Your task: Go through the records underneath and count the lines that include the string "Isometric". Give nothing but the number.

────────

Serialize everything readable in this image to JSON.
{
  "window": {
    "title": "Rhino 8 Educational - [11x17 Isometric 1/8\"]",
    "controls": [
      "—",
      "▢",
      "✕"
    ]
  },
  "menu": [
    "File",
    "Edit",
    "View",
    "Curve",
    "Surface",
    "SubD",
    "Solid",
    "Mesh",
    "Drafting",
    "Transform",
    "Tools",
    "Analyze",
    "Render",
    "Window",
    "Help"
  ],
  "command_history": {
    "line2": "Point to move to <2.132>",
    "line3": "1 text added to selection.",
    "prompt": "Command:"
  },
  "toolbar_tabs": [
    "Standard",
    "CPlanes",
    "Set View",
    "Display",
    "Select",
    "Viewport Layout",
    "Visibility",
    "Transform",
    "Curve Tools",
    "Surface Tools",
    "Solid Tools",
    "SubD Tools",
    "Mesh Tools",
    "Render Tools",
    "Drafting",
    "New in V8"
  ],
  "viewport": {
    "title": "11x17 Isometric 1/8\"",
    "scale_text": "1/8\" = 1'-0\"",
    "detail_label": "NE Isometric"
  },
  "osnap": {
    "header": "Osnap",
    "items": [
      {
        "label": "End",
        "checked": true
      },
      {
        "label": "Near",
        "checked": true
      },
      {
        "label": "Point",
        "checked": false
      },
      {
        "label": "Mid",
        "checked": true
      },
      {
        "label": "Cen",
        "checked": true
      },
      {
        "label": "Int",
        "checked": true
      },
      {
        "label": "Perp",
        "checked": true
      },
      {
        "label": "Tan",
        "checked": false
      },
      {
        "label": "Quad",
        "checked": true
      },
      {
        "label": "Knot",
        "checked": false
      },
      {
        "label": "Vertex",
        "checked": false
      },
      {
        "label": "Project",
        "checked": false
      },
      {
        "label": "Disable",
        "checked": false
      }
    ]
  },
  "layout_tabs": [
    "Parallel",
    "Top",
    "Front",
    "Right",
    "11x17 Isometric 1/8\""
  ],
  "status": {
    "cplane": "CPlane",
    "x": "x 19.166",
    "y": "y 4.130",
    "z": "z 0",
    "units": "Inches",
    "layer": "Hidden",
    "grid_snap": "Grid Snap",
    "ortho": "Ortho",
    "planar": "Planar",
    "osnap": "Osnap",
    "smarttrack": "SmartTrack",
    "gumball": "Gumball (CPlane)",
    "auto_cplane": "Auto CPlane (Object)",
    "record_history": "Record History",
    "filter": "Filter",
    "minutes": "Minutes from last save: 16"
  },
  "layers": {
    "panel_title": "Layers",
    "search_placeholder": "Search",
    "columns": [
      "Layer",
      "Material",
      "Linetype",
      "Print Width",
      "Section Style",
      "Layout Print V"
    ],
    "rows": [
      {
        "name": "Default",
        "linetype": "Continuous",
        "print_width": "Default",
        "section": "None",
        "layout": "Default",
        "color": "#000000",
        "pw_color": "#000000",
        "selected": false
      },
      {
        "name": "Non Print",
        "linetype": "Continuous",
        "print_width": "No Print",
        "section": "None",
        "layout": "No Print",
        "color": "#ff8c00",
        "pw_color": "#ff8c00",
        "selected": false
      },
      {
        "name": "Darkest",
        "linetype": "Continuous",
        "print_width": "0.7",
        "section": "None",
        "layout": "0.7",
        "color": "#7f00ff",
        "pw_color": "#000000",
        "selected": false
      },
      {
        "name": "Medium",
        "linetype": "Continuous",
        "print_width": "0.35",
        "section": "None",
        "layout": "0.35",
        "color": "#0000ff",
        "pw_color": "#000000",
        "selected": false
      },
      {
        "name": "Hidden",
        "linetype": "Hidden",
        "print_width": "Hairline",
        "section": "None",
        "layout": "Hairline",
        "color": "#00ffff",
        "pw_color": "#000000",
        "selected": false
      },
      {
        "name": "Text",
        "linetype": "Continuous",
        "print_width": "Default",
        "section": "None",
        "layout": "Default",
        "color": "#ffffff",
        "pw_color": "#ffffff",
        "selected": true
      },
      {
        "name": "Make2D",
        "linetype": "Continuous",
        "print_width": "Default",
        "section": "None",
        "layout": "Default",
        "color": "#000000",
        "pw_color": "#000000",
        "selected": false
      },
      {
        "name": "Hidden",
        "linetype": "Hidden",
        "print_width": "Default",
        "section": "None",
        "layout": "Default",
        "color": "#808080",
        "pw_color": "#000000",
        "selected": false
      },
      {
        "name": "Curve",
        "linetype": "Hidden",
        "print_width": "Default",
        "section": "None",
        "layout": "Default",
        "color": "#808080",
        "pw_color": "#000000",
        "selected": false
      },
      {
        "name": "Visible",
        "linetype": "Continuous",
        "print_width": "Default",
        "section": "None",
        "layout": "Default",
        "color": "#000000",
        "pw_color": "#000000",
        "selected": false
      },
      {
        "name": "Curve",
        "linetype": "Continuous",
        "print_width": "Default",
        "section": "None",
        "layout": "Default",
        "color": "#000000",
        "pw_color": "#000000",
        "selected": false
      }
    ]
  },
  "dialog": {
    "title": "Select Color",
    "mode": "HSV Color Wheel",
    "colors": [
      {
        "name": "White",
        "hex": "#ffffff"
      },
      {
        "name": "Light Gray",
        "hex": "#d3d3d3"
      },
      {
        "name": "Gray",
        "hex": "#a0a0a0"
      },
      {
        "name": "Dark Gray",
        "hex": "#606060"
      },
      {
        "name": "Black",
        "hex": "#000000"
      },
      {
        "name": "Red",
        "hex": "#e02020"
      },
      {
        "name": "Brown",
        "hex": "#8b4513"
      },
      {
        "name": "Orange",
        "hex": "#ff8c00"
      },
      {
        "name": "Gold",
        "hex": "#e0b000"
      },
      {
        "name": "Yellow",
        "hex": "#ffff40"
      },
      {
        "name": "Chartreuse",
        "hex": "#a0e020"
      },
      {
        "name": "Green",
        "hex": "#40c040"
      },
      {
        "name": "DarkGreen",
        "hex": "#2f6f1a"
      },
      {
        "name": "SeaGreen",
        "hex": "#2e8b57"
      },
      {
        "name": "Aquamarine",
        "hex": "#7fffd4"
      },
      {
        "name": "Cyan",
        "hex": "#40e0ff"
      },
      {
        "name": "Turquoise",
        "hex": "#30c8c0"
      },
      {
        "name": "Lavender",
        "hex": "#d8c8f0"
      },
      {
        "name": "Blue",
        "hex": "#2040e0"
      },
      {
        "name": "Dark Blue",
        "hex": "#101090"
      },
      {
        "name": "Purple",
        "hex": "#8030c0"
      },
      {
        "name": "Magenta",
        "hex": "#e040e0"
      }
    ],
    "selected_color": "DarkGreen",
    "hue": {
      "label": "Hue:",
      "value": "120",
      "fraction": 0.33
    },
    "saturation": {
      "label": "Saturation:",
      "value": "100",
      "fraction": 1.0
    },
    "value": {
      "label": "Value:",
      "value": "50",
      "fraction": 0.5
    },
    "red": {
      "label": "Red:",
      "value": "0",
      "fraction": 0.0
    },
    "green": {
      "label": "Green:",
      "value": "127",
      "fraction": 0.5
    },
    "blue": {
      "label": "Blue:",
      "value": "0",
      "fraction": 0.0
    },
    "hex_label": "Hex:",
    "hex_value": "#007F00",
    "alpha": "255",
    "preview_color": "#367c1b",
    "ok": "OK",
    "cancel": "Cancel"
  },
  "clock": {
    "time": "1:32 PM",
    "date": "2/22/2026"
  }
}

────────

Output: 4